▶ [WHAT YOU HAVE TO DO]
Render as a numbered list, skipping blank lines, the lines from the start of the records up to and including the line containing "data-label-2007: 12 [435,205,450,219]".

(Rows from a layout dataset)
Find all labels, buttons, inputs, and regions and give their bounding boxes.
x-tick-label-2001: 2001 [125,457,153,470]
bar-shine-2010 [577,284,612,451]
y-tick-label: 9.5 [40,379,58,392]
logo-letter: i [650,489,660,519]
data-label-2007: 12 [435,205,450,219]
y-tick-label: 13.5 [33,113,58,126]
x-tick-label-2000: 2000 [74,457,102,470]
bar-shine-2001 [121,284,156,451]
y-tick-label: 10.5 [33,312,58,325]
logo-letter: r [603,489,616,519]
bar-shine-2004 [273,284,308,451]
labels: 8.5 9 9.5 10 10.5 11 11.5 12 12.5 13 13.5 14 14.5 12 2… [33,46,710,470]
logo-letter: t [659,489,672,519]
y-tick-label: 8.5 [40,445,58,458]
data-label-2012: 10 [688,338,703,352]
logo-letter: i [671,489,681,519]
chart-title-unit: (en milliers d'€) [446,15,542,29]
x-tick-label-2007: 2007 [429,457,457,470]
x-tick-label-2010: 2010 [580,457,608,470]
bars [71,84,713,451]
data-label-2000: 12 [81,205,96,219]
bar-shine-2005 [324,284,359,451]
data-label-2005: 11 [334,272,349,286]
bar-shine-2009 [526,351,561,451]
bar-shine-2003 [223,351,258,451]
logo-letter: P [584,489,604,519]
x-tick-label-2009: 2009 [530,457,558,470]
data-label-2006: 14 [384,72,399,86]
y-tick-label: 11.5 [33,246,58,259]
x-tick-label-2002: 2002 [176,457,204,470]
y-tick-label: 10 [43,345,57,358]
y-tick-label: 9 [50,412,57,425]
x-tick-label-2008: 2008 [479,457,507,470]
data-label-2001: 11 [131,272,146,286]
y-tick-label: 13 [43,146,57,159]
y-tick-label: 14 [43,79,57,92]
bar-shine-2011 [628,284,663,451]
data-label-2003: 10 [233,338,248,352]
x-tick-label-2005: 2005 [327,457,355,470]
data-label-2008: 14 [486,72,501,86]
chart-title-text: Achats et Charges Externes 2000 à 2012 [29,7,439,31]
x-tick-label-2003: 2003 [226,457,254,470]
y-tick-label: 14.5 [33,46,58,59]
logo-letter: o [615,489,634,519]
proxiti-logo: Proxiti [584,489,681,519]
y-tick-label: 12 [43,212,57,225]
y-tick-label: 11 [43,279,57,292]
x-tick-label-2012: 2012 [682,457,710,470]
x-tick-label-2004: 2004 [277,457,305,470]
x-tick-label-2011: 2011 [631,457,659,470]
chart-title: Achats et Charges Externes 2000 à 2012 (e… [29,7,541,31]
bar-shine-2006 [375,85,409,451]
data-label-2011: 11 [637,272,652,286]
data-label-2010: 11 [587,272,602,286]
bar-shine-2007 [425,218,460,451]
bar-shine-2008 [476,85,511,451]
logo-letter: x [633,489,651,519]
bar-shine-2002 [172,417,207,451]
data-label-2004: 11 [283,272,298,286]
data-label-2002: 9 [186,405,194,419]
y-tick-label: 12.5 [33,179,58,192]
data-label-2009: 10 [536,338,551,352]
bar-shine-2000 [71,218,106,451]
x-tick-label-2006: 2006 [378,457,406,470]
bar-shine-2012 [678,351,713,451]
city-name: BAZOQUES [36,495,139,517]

▶ [THE RESPONSE]
1. Find all labels, buttons, inputs, and regions and give their bounding boxes.
2. x-tick-label-2001: 2001 [125,457,153,470]
3. bar-shine-2010 [577,284,612,451]
4. y-tick-label: 9.5 [40,379,58,392]
5. logo-letter: i [650,489,660,519]
6. data-label-2007: 12 [435,205,450,219]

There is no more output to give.